Texto para leitura:
+ + + +
Os preços das commodities agrícolas são muitas vezes voláteis, em parte devido às flutuações do clima, que afetam as safras. Mas o que as recentes altas de preços têm de incomum é que muitas commodities -dos grãos aos óleos extraídos de sementes oleaginosas- estejam subindo ao mesmo tempo.
Os observadores dos mercados dizem que os preços das matérias-primas estão sendo estimulados pela escassez de oferta (em parte devido ao crescimento do setor de biocombustível e em parte devido à seca na Austrália) e que a alta da procura em países como China e Índia também exerce um papel nessa equação.
Eles alertam de que o mundo pode passar por um período de "inflação sem precedentes nos preços dos alimentos", nos próximos 18 meses, com as empresas processadoras tentando repassar aos consumidores os aumentos das matérias-primas. "A situação pode se tornar a perfeita tempestade", diz Michael Steib, analista de alimentos do Morgan Stanley. Ele também alertou sobre possíveis conseqüências humanitárias. "O preço poderia se tornar uma questão grave em determinadas regiões do mundo."
O crescimento anualizado de 6,7% no preço dos alimentos registrado no começo deste ano nos Estados Unidos, caso se mantenha, representaria a maior elevação anual desde 1980. No Reino Unido, os preços estão subindo em ritmo comparável. Na China, a mesma tendência prevalece, com alta anualizada de 6,2% nos preços dos alimentos no primeiro trimestre do ano. Em todos esses países, os preços da comida estão subindo mais rápido do que os demais preços. "Temos uma tendência mundial", disse Mislav Matejka, estrategista do JP Morgan para o mercado europeu de ações.

Por que todas
Nenhum representante do setor de alimentos duvida de que o motivo para a inflação de preços seja o aumento das cotações das commodities agrícolas. O que está em debate é o motivo por que todas elas estão subindo tão repentinamente, e a duração desse período de alta.
+ + + +
Linhas de regiões de layout:
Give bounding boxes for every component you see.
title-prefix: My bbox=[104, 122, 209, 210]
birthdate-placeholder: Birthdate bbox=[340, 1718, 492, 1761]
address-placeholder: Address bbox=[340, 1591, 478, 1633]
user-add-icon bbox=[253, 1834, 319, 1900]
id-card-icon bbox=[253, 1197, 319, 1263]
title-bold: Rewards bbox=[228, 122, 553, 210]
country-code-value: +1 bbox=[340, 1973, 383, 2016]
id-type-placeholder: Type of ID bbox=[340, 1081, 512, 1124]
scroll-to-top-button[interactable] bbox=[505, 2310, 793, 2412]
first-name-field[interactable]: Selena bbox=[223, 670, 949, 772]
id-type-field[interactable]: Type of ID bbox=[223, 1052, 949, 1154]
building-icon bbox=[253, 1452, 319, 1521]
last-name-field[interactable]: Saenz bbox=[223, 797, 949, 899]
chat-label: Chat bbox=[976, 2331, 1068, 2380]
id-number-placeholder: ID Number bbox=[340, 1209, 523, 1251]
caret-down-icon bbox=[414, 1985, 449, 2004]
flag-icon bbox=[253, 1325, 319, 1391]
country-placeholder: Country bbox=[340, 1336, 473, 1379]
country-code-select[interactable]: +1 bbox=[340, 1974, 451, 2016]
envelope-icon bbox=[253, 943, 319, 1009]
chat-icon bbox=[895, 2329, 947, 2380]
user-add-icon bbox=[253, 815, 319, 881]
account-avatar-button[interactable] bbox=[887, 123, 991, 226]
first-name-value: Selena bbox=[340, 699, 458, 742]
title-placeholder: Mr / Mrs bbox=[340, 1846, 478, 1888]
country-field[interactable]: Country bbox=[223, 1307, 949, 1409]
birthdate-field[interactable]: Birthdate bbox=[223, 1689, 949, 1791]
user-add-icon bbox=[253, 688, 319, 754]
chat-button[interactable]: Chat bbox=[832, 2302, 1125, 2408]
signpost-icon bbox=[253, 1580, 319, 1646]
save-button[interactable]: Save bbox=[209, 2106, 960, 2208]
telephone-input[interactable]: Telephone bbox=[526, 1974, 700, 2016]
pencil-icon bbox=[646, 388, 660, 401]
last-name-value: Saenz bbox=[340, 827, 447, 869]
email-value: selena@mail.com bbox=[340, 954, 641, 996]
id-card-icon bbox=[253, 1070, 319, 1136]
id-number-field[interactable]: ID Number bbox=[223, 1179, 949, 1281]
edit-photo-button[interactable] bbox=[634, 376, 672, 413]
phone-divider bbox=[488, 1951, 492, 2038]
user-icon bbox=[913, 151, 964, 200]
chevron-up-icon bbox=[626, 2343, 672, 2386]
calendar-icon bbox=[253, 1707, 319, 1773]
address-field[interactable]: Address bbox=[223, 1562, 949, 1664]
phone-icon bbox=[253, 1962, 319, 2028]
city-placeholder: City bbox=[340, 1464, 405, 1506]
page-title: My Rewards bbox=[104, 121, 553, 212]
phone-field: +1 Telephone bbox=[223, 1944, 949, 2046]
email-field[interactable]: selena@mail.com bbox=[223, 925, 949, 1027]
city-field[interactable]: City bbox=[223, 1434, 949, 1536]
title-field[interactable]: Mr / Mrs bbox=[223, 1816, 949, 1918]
+ + + +
Instruções da tarefa:
Liste, sem repetições, todos os países citados no texto sobre a alta dos preços dos alimentos. As linhas não são necessárias para esta atividade.

Resposta:
Austrália, China, Índia, Estados Unidos, Reino Unido